What you need to do: Copy out every line of the data exactly.

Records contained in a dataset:
================================

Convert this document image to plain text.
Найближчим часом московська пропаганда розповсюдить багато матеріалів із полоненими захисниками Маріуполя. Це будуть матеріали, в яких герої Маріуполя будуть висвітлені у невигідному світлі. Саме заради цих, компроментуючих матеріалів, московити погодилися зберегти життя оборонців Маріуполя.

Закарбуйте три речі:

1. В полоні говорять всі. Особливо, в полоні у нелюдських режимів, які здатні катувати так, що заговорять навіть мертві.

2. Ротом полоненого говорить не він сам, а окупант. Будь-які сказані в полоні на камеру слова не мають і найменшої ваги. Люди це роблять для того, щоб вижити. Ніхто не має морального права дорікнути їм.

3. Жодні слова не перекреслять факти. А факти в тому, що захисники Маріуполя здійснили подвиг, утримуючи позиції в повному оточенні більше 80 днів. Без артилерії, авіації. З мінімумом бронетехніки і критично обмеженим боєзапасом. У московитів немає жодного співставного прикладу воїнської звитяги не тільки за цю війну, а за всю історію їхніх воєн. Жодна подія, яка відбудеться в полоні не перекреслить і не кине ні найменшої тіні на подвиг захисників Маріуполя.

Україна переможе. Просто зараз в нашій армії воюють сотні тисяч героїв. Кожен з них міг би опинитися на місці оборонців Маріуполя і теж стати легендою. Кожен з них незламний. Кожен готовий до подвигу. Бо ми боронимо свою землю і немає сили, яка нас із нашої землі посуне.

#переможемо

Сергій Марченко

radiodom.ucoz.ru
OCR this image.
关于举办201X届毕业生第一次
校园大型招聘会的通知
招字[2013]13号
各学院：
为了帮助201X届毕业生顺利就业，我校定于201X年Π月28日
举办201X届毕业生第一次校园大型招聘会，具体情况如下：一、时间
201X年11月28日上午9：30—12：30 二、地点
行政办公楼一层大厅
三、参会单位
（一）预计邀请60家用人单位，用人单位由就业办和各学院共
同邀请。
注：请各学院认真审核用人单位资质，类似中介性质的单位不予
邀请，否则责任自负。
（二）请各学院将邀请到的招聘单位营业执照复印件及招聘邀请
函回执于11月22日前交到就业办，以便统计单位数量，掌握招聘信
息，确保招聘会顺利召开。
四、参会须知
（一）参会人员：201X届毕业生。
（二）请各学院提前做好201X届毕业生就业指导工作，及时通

================================

Task solution:
Convert this document image to plain text.
Найближчим часом московська пропаганда розповсюдить багато матеріалів із полоненими захисниками Маріуполя. Це будуть матеріали, в яких герої Маріуполя будуть висвітлені у невигідному світлі. Саме заради цих, компроментуючих матеріалів, московити погодилися зберегти життя оборонців Маріуполя.

Закарбуйте три речі:

1. В полоні говорять всі. Особливо, в полоні у нелюдських режимів, які здатні катувати так, що заговорять навіть мертві.

2. Ротом полоненого говорить не він сам, а окупант. Будь-які сказані в полоні на камеру слова не мають і найменшої ваги. Люди це роблять для того, щоб вижити. Ніхто не має морального права дорікнути їм.

3. Жодні слова не перекреслять факти. А факти в тому, що захисники Маріуполя здійснили подвиг, утримуючи позиції в повному оточенні більше 80 днів. Без артилерії, авіації. З мінімумом бронетехніки і критично обмеженим боєзапасом. У московитів немає жодного співставного прикладу воїнської звитяги не тільки за цю війну, а за всю історію їхніх воєн. Жодна подія, яка відбудеться в полоні не перекреслить і не кине ні найменшої тіні на подвиг захисників Маріуполя.

Україна переможе. Просто зараз в нашій армії воюють сотні тисяч героїв. Кожен з них міг би опинитися на місці оборонців Маріуполя і теж стати легендою. Кожен з них незламний. Кожен готовий до подвигу. Бо ми боронимо свою землю і немає сили, яка нас із нашої землі посуне.

#переможемо

Сергій Марченко

radiodom.ucoz.ru
OCR this image.
关于举办201X届毕业生第一次
校园大型招聘会的通知
招字[2013]13号
各学院：
为了帮助201X届毕业生顺利就业，我校定于201X年Π月28日
举办201X届毕业生第一次校园大型招聘会，具体情况如下：一、时间
201X年11月28日上午9：30—12：30 二、地点
行政办公楼一层大厅
三、参会单位
（一）预计邀请60家用人单位，用人单位由就业办和各学院共
同邀请。
注：请各学院认真审核用人单位资质，类似中介性质的单位不予
邀请，否则责任自负。
（二）请各学院将邀请到的招聘单位营业执照复印件及招聘邀请
函回执于11月22日前交到就业办，以便统计单位数量，掌握招聘信
息，确保招聘会顺利召开。
四、参会须知
（一）参会人员：201X届毕业生。
（二）请各学院提前做好201X届毕业生就业指导工作，及时通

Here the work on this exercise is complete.